"""

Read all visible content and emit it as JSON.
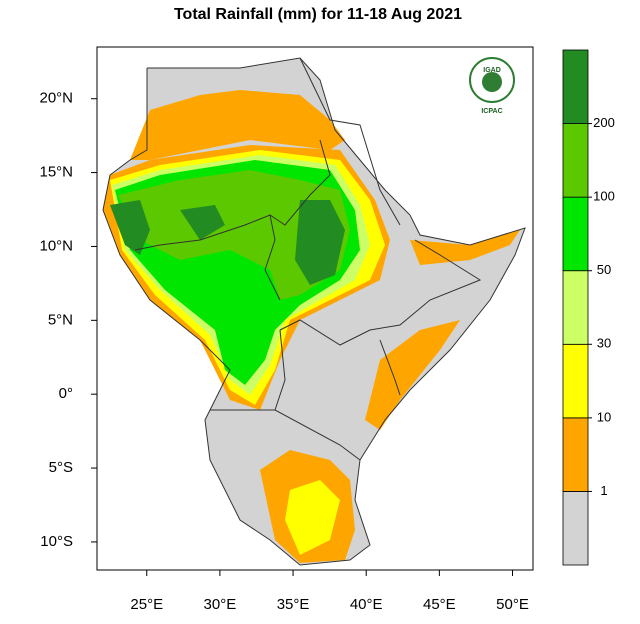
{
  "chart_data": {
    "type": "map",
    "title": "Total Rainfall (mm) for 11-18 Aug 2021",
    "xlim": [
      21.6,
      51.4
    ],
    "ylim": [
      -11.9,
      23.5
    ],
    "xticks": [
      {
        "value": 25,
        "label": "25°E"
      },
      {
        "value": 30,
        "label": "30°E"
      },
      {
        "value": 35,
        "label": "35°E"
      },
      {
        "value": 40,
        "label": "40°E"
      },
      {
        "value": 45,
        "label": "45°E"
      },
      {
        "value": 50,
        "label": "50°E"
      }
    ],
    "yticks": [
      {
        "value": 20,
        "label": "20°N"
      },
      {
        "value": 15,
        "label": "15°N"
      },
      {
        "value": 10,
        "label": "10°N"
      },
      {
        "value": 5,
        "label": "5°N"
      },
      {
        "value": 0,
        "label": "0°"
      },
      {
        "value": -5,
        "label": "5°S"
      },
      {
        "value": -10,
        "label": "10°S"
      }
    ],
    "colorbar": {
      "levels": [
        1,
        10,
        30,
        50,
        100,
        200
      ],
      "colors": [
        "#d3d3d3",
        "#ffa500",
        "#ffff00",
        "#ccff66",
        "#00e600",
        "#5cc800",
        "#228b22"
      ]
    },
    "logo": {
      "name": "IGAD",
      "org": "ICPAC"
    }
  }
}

"""

WHAT YOU ARE ASKED TO DO: Repeat the preceding records precisely, and leave every picture out of the copy.

SOLUTION:
Read all visible content and emit it as JSON.
{
  "chart_data": {
    "type": "map",
    "title": "Total Rainfall (mm) for 11-18 Aug 2021",
    "xlim": [
      21.6,
      51.4
    ],
    "ylim": [
      -11.9,
      23.5
    ],
    "xticks": [
      {
        "value": 25,
        "label": "25°E"
      },
      {
        "value": 30,
        "label": "30°E"
      },
      {
        "value": 35,
        "label": "35°E"
      },
      {
        "value": 40,
        "label": "40°E"
      },
      {
        "value": 45,
        "label": "45°E"
      },
      {
        "value": 50,
        "label": "50°E"
      }
    ],
    "yticks": [
      {
        "value": 20,
        "label": "20°N"
      },
      {
        "value": 15,
        "label": "15°N"
      },
      {
        "value": 10,
        "label": "10°N"
      },
      {
        "value": 5,
        "label": "5°N"
      },
      {
        "value": 0,
        "label": "0°"
      },
      {
        "value": -5,
        "label": "5°S"
      },
      {
        "value": -10,
        "label": "10°S"
      }
    ],
    "colorbar": {
      "levels": [
        1,
        10,
        30,
        50,
        100,
        200
      ],
      "colors": [
        "#d3d3d3",
        "#ffa500",
        "#ffff00",
        "#ccff66",
        "#00e600",
        "#5cc800",
        "#228b22"
      ]
    },
    "logo": {
      "name": "IGAD",
      "org": "ICPAC"
    }
  }
}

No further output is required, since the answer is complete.